▸ **Requirements**: Show each line from the listing that includes the word "Fluido".

----

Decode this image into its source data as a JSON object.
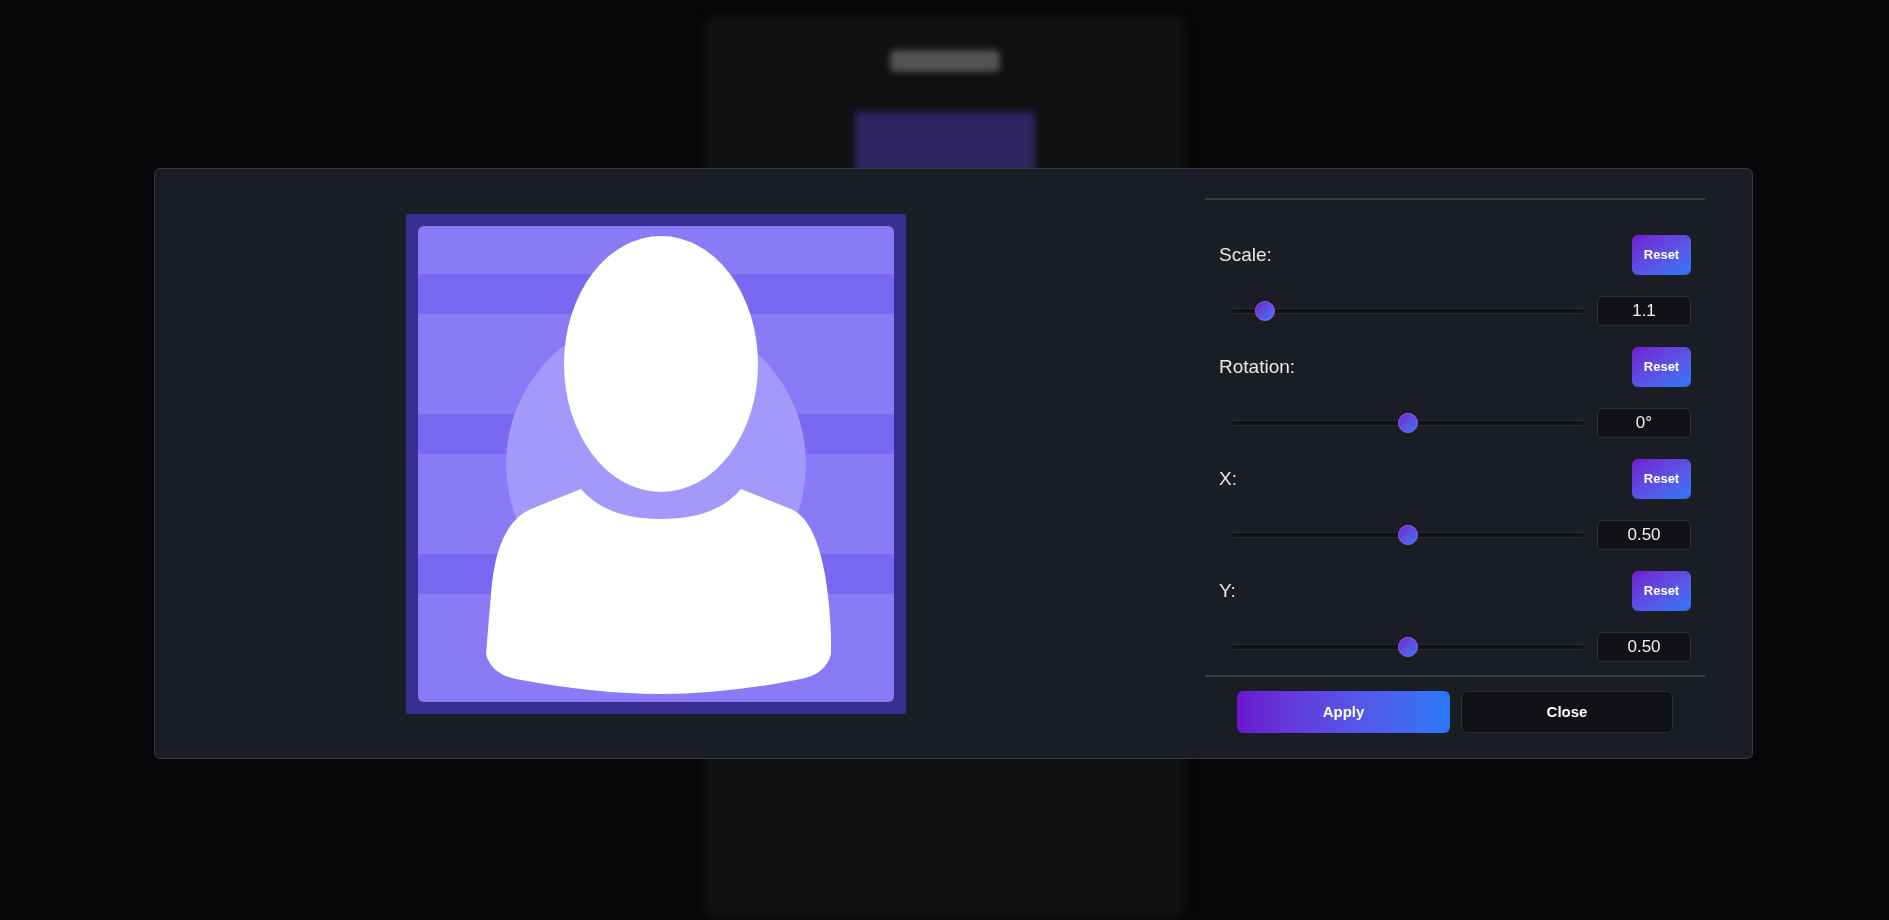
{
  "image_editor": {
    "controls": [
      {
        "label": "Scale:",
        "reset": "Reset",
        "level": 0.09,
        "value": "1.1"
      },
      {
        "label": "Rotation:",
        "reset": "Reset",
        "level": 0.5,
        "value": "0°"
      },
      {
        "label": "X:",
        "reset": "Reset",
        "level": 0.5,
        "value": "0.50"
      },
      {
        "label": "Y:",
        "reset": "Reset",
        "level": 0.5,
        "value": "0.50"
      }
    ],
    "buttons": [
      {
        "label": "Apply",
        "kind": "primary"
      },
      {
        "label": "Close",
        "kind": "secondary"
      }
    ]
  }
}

----

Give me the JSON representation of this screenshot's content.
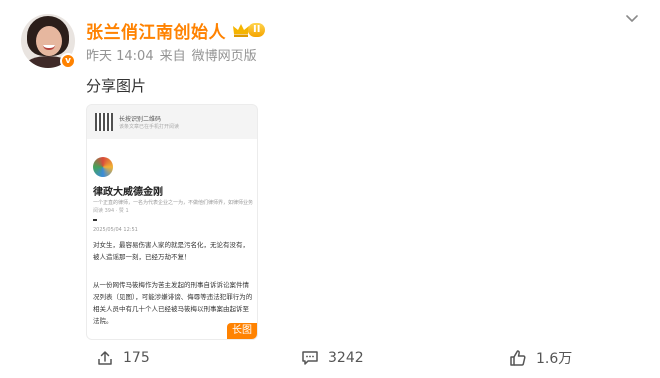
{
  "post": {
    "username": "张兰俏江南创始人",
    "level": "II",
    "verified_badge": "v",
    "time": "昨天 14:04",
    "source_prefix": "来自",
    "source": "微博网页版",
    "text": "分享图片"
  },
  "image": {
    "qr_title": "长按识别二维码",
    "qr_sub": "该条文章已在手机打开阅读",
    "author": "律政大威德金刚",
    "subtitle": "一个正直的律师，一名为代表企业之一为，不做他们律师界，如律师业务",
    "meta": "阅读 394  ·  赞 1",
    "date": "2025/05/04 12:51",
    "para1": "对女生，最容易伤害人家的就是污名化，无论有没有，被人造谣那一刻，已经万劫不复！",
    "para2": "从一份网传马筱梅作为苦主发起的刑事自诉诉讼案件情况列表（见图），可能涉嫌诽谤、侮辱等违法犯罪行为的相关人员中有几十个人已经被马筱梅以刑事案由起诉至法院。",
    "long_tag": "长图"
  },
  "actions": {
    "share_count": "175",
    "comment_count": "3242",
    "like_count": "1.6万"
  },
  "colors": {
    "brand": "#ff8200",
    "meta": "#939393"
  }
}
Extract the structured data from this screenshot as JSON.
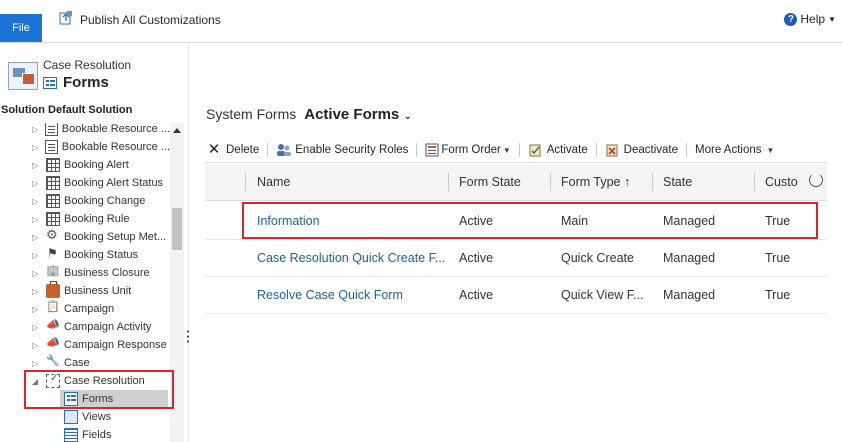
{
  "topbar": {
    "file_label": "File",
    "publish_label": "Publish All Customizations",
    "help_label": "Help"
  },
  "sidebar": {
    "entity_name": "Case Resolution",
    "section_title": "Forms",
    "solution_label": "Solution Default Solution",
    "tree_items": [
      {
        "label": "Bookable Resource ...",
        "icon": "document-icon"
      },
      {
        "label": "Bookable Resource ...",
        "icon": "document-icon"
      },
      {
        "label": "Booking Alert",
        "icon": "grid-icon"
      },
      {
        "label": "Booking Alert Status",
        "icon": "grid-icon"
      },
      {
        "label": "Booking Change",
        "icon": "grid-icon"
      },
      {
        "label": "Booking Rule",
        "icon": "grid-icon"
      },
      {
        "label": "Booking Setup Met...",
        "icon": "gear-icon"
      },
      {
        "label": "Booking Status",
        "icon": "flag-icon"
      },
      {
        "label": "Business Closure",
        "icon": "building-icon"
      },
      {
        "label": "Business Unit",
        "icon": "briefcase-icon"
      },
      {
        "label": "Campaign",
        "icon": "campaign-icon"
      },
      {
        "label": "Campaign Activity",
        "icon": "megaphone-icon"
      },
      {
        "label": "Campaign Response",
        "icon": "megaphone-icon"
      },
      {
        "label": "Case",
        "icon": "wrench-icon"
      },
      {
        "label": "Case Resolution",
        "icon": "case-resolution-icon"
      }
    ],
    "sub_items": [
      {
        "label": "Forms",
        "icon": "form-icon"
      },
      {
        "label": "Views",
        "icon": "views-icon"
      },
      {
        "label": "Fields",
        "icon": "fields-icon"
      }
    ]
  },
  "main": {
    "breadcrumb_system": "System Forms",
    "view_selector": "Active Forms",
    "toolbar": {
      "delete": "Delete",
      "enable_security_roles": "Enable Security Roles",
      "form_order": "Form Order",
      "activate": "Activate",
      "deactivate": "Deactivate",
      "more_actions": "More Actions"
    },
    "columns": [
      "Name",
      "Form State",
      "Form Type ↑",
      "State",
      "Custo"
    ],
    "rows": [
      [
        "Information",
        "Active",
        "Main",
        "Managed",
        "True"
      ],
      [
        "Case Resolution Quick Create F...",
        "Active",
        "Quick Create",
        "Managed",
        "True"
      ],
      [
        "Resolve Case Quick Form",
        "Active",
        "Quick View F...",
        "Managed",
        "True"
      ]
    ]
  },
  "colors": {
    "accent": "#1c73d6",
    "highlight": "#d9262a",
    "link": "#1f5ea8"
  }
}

----

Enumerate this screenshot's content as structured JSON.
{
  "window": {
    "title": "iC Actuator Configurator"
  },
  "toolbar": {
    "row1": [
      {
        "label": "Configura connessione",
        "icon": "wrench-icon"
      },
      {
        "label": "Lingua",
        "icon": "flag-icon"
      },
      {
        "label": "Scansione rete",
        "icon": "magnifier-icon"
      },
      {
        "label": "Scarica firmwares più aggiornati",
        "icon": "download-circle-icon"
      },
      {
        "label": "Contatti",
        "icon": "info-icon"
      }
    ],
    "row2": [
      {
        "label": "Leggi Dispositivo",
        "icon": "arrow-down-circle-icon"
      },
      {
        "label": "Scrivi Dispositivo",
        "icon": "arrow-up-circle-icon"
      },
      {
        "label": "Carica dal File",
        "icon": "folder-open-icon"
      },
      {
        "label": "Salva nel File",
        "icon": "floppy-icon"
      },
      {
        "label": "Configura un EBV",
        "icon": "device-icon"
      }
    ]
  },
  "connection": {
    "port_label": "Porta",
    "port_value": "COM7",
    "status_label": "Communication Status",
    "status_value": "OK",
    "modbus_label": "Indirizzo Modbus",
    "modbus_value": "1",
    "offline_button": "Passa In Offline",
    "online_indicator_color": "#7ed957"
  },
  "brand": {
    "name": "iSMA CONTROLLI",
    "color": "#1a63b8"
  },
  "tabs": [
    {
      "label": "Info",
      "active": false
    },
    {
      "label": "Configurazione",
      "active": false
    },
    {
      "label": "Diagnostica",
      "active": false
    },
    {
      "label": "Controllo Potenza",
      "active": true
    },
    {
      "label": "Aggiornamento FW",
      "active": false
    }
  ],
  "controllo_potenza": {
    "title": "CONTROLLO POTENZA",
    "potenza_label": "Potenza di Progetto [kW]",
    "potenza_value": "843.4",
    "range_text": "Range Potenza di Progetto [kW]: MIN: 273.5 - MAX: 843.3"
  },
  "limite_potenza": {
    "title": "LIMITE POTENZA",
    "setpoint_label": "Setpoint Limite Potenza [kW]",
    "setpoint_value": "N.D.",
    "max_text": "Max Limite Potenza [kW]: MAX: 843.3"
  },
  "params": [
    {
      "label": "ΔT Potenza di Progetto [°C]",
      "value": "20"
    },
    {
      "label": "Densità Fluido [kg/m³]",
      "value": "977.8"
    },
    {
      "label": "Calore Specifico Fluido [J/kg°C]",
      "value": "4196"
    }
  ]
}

----

▸ **Task answer**:
      "label": "Densità Fluido [kg/m³]",
      "label": "Calore Specifico Fluido [J/kg°C]",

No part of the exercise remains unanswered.